### Given task
Print all the records exactly, please.

══ Stored records

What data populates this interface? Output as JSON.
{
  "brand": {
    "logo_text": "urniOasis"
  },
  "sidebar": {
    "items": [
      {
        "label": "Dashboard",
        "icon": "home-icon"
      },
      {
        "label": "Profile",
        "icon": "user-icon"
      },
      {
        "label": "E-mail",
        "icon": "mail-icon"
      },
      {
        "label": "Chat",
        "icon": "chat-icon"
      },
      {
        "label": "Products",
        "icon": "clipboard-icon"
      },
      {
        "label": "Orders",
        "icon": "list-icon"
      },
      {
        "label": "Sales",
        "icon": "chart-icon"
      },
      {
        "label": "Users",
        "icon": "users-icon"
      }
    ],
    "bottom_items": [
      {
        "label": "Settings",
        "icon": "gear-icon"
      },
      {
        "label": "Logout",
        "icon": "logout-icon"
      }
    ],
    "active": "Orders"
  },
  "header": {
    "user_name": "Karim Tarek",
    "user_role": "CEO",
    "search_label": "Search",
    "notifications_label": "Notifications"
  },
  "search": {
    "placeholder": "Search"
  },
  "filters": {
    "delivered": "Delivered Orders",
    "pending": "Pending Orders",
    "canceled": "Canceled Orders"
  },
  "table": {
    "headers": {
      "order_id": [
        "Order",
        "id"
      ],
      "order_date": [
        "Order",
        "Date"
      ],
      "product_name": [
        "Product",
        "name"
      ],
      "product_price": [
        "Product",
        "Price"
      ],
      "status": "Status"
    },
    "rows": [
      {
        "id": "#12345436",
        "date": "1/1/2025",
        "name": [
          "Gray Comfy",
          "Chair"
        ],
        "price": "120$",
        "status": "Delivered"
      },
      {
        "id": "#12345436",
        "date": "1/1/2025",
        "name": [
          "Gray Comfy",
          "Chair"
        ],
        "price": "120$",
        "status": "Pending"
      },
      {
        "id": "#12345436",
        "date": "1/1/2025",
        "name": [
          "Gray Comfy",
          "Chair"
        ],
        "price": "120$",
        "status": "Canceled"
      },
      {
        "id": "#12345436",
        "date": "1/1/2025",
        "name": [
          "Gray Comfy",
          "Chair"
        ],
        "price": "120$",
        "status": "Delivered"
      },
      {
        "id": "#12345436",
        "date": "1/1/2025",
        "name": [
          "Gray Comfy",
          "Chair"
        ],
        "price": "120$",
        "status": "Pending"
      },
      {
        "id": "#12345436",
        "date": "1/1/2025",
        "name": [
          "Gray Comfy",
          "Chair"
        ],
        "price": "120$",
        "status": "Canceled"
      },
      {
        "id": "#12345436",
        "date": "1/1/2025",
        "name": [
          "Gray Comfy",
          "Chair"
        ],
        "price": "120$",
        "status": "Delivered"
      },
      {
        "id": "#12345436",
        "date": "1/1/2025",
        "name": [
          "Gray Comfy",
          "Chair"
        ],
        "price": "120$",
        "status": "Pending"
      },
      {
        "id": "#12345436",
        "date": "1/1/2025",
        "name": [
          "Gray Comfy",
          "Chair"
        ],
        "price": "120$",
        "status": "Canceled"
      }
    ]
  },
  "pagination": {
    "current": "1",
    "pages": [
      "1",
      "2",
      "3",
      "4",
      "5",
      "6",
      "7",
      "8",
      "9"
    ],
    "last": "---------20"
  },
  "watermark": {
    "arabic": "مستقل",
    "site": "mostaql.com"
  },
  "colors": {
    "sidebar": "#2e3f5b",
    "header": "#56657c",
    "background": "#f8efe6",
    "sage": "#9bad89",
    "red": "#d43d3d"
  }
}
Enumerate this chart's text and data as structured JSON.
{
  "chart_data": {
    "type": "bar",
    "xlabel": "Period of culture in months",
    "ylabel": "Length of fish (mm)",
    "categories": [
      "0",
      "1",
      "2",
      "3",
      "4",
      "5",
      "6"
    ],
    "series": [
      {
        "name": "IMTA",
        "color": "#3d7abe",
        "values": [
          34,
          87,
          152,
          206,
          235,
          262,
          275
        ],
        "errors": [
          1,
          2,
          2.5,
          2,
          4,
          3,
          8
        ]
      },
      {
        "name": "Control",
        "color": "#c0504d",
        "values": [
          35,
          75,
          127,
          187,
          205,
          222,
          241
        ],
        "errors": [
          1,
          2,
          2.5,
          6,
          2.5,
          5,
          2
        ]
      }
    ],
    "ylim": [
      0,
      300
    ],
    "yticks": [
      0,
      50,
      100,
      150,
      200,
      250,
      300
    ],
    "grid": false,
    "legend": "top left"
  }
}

════

### Written answer
What data populates this interface? Output as JSON.
{
  "brand": {
    "logo_text": "urniOasis"
  },
  "sidebar": {
    "items": [
      {
        "label": "Dashboard",
        "icon": "home-icon"
      },
      {
        "label": "Profile",
        "icon": "user-icon"
      },
      {
        "label": "E-mail",
        "icon": "mail-icon"
      },
      {
        "label": "Chat",
        "icon": "chat-icon"
      },
      {
        "label": "Products",
        "icon": "clipboard-icon"
      },
      {
        "label": "Orders",
        "icon": "list-icon"
      },
      {
        "label": "Sales",
        "icon": "chart-icon"
      },
      {
        "label": "Users",
        "icon": "users-icon"
      }
    ],
    "bottom_items": [
      {
        "label": "Settings",
        "icon": "gear-icon"
      },
      {
        "label": "Logout",
        "icon": "logout-icon"
      }
    ],
    "active": "Orders"
  },
  "header": {
    "user_name": "Karim Tarek",
    "user_role": "CEO",
    "search_label": "Search",
    "notifications_label": "Notifications"
  },
  "search": {
    "placeholder": "Search"
  },
  "filters": {
    "delivered": "Delivered Orders",
    "pending": "Pending Orders",
    "canceled": "Canceled Orders"
  },
  "table": {
    "headers": {
      "order_id": [
        "Order",
        "id"
      ],
      "order_date": [
        "Order",
        "Date"
      ],
      "product_name": [
        "Product",
        "name"
      ],
      "product_price": [
        "Product",
        "Price"
      ],
      "status": "Status"
    },
    "rows": [
      {
        "id": "#12345436",
        "date": "1/1/2025",
        "name": [
          "Gray Comfy",
          "Chair"
        ],
        "price": "120$",
        "status": "Delivered"
      },
      {
        "id": "#12345436",
        "date": "1/1/2025",
        "name": [
          "Gray Comfy",
          "Chair"
        ],
        "price": "120$",
        "status": "Pending"
      },
      {
        "id": "#12345436",
        "date": "1/1/2025",
        "name": [
          "Gray Comfy",
          "Chair"
        ],
        "price": "120$",
        "status": "Canceled"
      },
      {
        "id": "#12345436",
        "date": "1/1/2025",
        "name": [
          "Gray Comfy",
          "Chair"
        ],
        "price": "120$",
        "status": "Delivered"
      },
      {
        "id": "#12345436",
        "date": "1/1/2025",
        "name": [
          "Gray Comfy",
          "Chair"
        ],
        "price": "120$",
        "status": "Pending"
      },
      {
        "id": "#12345436",
        "date": "1/1/2025",
        "name": [
          "Gray Comfy",
          "Chair"
        ],
        "price": "120$",
        "status": "Canceled"
      },
      {
        "id": "#12345436",
        "date": "1/1/2025",
        "name": [
          "Gray Comfy",
          "Chair"
        ],
        "price": "120$",
        "status": "Delivered"
      },
      {
        "id": "#12345436",
        "date": "1/1/2025",
        "name": [
          "Gray Comfy",
          "Chair"
        ],
        "price": "120$",
        "status": "Pending"
      },
      {
        "id": "#12345436",
        "date": "1/1/2025",
        "name": [
          "Gray Comfy",
          "Chair"
        ],
        "price": "120$",
        "status": "Canceled"
      }
    ]
  },
  "pagination": {
    "current": "1",
    "pages": [
      "1",
      "2",
      "3",
      "4",
      "5",
      "6",
      "7",
      "8",
      "9"
    ],
    "last": "---------20"
  },
  "watermark": {
    "arabic": "مستقل",
    "site": "mostaql.com"
  },
  "colors": {
    "sidebar": "#2e3f5b",
    "header": "#56657c",
    "background": "#f8efe6",
    "sage": "#9bad89",
    "red": "#d43d3d"
  }
}
Enumerate this chart's text and data as structured JSON.
{
  "chart_data": {
    "type": "bar",
    "xlabel": "Period of culture in months",
    "ylabel": "Length of fish (mm)",
    "categories": [
      "0",
      "1",
      "2",
      "3",
      "4",
      "5",
      "6"
    ],
    "series": [
      {
        "name": "IMTA",
        "color": "#3d7abe",
        "values": [
          34,
          87,
          152,
          206,
          235,
          262,
          275
        ],
        "errors": [
          1,
          2,
          2.5,
          2,
          4,
          3,
          8
        ]
      },
      {
        "name": "Control",
        "color": "#c0504d",
        "values": [
          35,
          75,
          127,
          187,
          205,
          222,
          241
        ],
        "errors": [
          1,
          2,
          2.5,
          6,
          2.5,
          5,
          2
        ]
      }
    ],
    "ylim": [
      0,
      300
    ],
    "yticks": [
      0,
      50,
      100,
      150,
      200,
      250,
      300
    ],
    "grid": false,
    "legend": "top left"
  }
}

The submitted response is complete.